◆ **EXERCISE INSTRUCTIONS**
In the records below, find each line containing the word "Prices" and copy it.

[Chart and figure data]
+ + + + +

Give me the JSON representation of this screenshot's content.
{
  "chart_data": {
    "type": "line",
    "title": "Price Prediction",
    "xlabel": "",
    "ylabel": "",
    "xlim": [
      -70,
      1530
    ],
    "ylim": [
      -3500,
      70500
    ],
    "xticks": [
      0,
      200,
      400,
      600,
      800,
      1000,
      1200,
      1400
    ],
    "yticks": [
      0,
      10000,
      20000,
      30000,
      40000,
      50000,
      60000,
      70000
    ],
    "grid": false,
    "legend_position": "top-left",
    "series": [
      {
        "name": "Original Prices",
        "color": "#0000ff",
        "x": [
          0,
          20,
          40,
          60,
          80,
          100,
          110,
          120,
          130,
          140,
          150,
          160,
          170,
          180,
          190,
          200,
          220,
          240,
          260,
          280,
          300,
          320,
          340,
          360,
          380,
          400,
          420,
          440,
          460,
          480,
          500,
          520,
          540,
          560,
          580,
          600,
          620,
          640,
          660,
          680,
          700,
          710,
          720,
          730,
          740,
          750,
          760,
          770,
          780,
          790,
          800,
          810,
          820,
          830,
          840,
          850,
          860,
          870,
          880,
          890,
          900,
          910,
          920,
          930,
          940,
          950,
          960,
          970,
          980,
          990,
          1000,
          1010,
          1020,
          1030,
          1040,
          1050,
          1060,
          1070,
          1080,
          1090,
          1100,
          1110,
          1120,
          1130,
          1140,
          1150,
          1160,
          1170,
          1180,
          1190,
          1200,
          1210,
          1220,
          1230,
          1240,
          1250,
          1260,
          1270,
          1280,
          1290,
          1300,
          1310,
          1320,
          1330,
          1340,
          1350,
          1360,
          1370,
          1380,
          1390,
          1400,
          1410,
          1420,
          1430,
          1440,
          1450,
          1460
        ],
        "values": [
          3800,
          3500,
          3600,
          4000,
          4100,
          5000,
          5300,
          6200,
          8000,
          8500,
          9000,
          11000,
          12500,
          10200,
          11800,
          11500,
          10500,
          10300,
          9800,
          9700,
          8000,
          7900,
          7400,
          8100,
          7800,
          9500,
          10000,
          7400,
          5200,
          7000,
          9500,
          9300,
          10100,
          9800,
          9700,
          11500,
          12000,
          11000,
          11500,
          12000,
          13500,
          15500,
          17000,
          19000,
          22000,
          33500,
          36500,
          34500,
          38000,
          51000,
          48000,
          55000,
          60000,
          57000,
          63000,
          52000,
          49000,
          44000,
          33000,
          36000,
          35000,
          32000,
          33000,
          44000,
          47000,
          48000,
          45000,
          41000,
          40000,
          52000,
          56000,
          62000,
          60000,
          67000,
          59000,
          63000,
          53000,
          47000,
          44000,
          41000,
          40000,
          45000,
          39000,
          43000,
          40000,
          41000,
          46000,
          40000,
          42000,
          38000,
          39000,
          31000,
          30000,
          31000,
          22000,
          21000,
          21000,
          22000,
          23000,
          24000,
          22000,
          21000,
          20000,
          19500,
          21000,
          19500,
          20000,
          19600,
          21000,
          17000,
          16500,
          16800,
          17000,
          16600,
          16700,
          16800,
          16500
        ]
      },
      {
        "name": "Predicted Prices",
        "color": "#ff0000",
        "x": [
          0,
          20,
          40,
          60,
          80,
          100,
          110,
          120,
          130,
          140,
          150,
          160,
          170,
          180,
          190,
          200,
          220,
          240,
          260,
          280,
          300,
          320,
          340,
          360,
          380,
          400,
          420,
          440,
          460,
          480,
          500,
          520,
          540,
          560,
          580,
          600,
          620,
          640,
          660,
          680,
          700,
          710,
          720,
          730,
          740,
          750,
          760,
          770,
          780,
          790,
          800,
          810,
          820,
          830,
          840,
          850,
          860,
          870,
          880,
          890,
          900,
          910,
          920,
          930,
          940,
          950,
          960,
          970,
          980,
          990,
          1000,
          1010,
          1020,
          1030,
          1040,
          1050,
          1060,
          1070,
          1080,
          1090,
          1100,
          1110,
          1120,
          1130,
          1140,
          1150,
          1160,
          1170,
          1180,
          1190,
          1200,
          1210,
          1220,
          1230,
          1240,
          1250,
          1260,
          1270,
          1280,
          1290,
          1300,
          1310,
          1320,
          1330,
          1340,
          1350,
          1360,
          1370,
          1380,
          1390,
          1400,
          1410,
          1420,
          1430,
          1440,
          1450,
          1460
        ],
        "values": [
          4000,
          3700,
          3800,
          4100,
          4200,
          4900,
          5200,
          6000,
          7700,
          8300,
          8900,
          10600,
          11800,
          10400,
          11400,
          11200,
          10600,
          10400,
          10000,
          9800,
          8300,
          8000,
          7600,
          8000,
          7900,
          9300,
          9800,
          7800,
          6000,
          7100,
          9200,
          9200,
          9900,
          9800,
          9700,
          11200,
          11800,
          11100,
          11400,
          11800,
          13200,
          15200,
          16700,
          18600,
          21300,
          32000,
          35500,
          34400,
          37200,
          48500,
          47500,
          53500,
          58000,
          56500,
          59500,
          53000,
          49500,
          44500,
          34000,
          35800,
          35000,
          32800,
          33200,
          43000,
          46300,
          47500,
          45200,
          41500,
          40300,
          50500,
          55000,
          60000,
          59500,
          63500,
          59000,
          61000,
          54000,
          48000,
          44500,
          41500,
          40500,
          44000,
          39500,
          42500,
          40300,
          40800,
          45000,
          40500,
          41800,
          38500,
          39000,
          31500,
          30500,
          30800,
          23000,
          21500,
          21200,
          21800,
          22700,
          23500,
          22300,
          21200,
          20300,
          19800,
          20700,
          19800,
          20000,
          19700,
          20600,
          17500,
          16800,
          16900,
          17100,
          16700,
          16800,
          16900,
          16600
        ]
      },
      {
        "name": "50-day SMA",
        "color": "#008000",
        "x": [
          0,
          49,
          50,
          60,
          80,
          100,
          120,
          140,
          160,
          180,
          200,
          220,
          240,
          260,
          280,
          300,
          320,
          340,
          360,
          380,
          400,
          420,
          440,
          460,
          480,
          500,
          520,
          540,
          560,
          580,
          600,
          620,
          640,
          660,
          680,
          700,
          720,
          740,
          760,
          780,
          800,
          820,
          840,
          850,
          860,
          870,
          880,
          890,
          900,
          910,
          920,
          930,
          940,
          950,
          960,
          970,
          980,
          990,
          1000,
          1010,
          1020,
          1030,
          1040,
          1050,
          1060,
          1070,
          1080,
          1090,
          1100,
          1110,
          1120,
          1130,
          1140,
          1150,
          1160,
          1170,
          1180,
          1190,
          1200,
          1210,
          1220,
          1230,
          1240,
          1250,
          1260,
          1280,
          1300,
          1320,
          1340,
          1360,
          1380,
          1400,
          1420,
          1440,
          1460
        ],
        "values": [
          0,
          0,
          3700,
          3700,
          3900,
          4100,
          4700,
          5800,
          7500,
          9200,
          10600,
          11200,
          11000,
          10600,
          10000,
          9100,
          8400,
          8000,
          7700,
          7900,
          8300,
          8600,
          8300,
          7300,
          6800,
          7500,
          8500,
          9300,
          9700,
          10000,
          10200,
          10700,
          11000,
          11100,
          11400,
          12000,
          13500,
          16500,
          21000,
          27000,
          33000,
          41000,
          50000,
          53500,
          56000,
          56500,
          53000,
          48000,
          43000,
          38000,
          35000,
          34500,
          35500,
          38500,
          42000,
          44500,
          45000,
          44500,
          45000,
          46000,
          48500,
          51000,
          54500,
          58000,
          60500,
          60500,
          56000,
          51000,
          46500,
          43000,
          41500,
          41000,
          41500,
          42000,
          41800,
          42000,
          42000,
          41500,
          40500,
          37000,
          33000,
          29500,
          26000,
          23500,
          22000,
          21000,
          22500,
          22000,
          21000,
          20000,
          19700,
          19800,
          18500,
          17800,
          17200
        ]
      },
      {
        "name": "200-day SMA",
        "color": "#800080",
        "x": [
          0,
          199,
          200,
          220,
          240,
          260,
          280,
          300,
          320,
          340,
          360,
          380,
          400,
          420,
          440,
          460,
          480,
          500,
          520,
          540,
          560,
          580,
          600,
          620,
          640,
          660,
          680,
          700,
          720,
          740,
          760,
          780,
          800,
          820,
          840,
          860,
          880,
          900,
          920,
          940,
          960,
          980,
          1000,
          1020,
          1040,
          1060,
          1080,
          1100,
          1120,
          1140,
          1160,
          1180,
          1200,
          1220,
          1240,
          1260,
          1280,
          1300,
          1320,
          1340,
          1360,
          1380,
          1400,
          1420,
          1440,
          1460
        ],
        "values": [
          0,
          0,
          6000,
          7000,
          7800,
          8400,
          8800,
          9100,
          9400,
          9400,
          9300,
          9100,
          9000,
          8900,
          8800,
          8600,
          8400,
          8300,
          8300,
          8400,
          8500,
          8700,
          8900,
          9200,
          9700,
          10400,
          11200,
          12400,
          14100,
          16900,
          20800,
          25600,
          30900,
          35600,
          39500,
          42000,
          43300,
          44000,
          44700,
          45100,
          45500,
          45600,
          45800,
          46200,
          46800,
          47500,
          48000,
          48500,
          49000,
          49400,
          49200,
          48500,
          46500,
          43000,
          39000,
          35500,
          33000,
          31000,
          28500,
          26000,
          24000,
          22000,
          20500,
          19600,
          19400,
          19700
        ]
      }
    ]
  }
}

+ + + + +

◆ **RESULT FOR THIS TASK**
        "name": "Original Prices",
        "name": "Predicted Prices",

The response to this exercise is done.